Stored entries
+++

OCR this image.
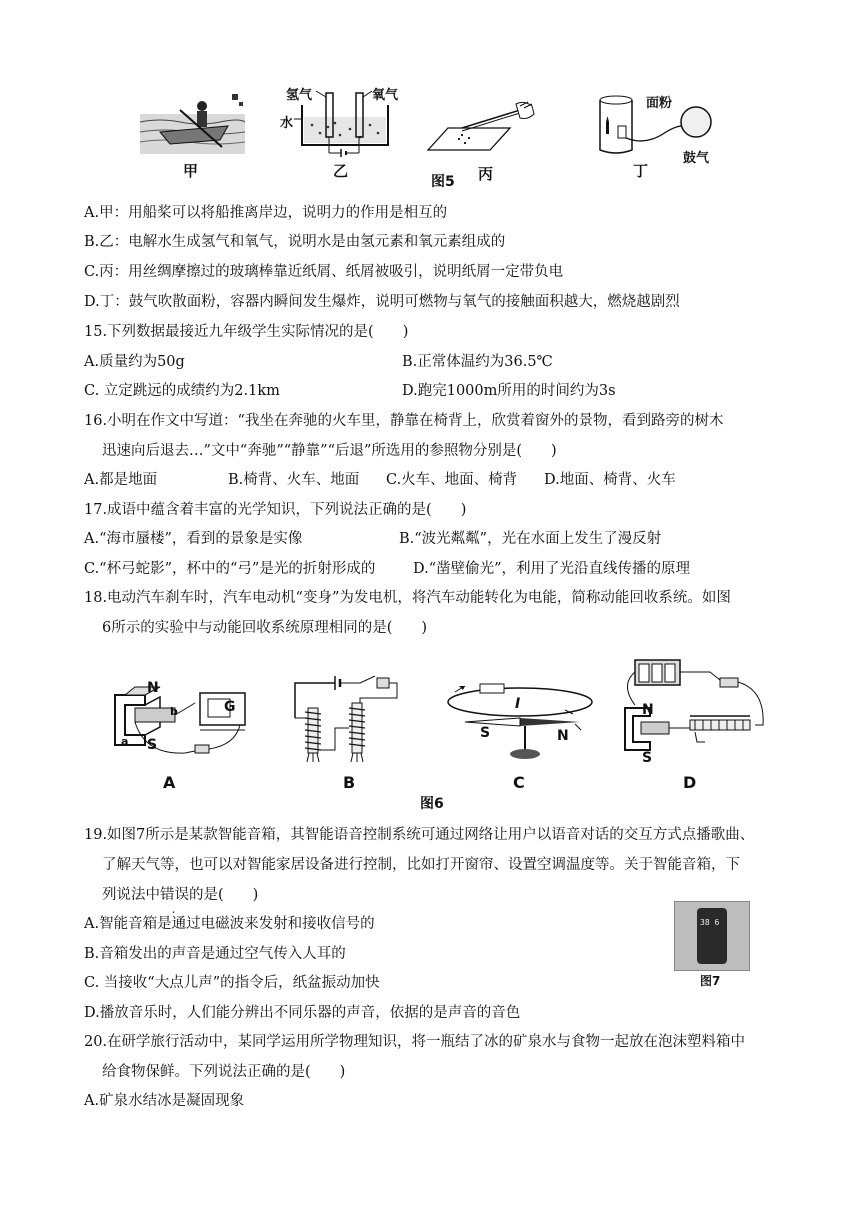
甲
氢气	氧气
水
乙	丙
图5
面粉
鼓气
丁
A.甲：用船桨可以将船推离岸边，说明力的作用是相互的
B.乙：电解水生成氢气和氧气，说明水是由氢元素和氧元素组成的
C.丙：用丝绸摩擦过的玻璃棒靠近纸屑、纸屑被吸引，说明纸屑一定带负电
D.丁：鼓气吹散面粉，容器内瞬间发生爆炸，说明可燃物与氧气的接触面积越大，燃烧越剧烈
15.下列数据最接近九年级学生实际情况的是(　　)
A.质量约为50g	B.正常体温约为36.5℃
C. 立定跳远的成绩约为2.1km	D.跑完1000m所用的时间约为3s
16.小明在作文中写道：“我坐在奔驰的火车里，静靠在椅背上，欣赏着窗外的景物，看到路旁的树木
迅速向后退去…”文中“奔驰”“静靠”“后退”所选用的参照物分别是(　　)
A.都是地面	B.椅背、火车、地面 C.火车、地面、椅背 D.地面、椅背、火车
17.成语中蕴含着丰富的光学知识，下列说法正确的是(　　)
A.“海市蜃楼”，看到的景象是实像	B.“波光粼粼”，光在水面上发生了漫反射
C.“杯弓蛇影”，杯中的“弓”是光的折射形成的	D.“凿壁偷光”，利用了光沿直线传播的原理
18.电动汽车刹车时，汽车电动机“变身”为发电机，将汽车动能转化为电能，简称动能回收系统。如图
6所示的实验中与动能回收系统原理相同的是(　　)
N
S
G
a
b
A	B
I
S	N
C
N
S
D
图6
19.如图7所示是某款智能音箱，其智能语音控制系统可通过网络让用户以语音对话的交互方式点播歌曲、
了解天气等，也可以对智能家居设备进行控制，比如打开窗帘、设置空调温度等。关于智能音箱，下
列说法中错误的是(　　)
A.智能音箱是通过电磁波来发射和接收信号的
B.音箱发出的声音是通过空气传入人耳的
C. 当接收“大点儿声”的指令后，纸盆振动加快
D.播放音乐时，人们能分辨出不同乐器的声音，依据的是声音的音色
38 6
图7
20.在研学旅行活动中，某同学运用所学物理知识，将一瓶结了冰的矿泉水与食物一起放在泡沫塑料箱中
给食物保鲜。下列说法正确的是(　　)
A.矿泉水结冰是凝固现象
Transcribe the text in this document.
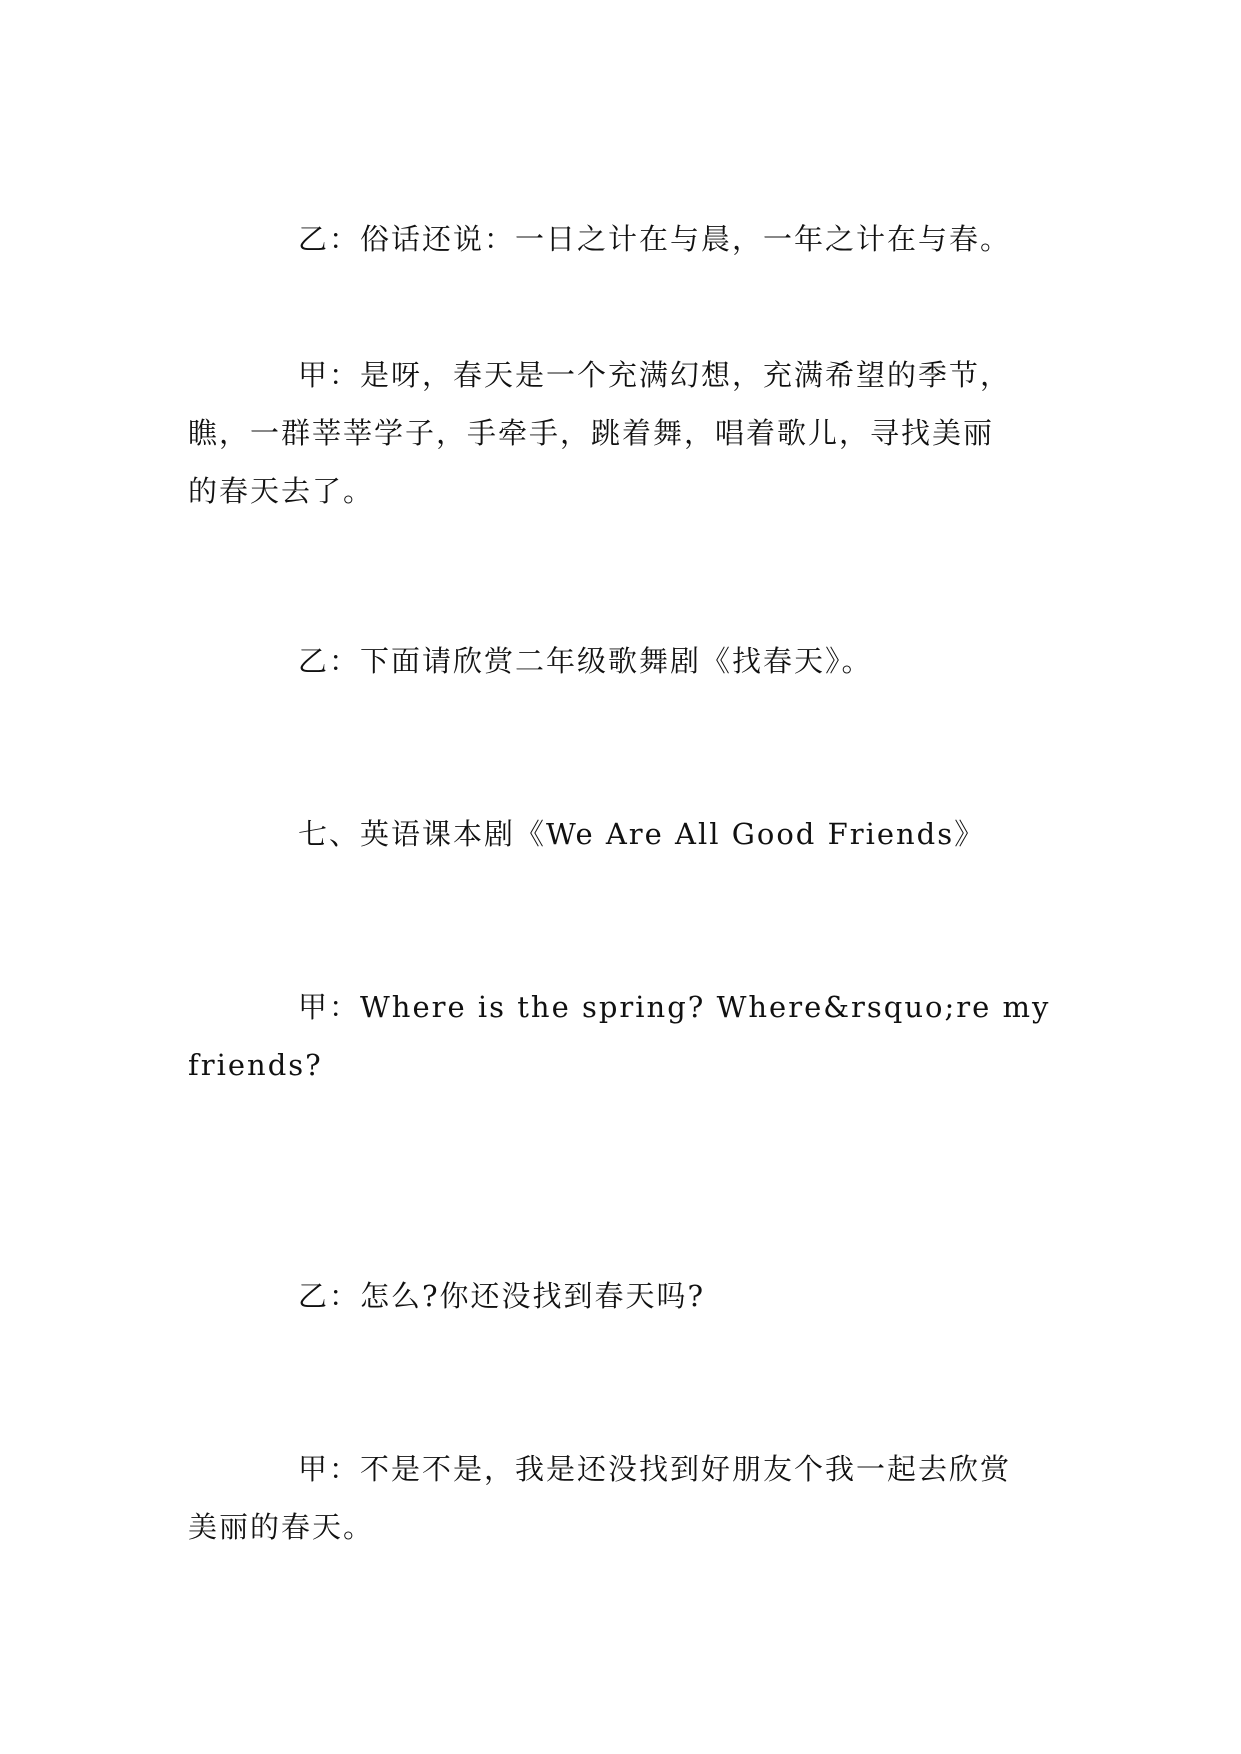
乙：俗话还说：一日之计在与晨，一年之计在与春。

甲：是呀，春天是一个充满幻想，充满希望的季节，
瞧，一群莘莘学子，手牵手，跳着舞，唱着歌儿，寻找美丽
的春天去了。

乙：下面请欣赏二年级歌舞剧《找春天》。

七、英语课本剧《We Are All Good Friends》

甲：Where is the spring? Where&rsquo;re my
friends?

乙：怎么?你还没找到春天吗?

甲：不是不是，我是还没找到好朋友个我一起去欣赏
美丽的春天。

+++

TASK >>
Only the lines from the one that holds "Transcribe the text in this document." through the end of the records above should be printed again, exactly as they are. Leave out the pictures.

PROBLEM SOLUTION >>
Transcribe the text in this document.
乙：俗话还说：一日之计在与晨，一年之计在与春。

甲：是呀，春天是一个充满幻想，充满希望的季节，
瞧，一群莘莘学子，手牵手，跳着舞，唱着歌儿，寻找美丽
的春天去了。

乙：下面请欣赏二年级歌舞剧《找春天》。

七、英语课本剧《We Are All Good Friends》

甲：Where is the spring? Where&rsquo;re my
friends?

乙：怎么?你还没找到春天吗?

甲：不是不是，我是还没找到好朋友个我一起去欣赏
美丽的春天。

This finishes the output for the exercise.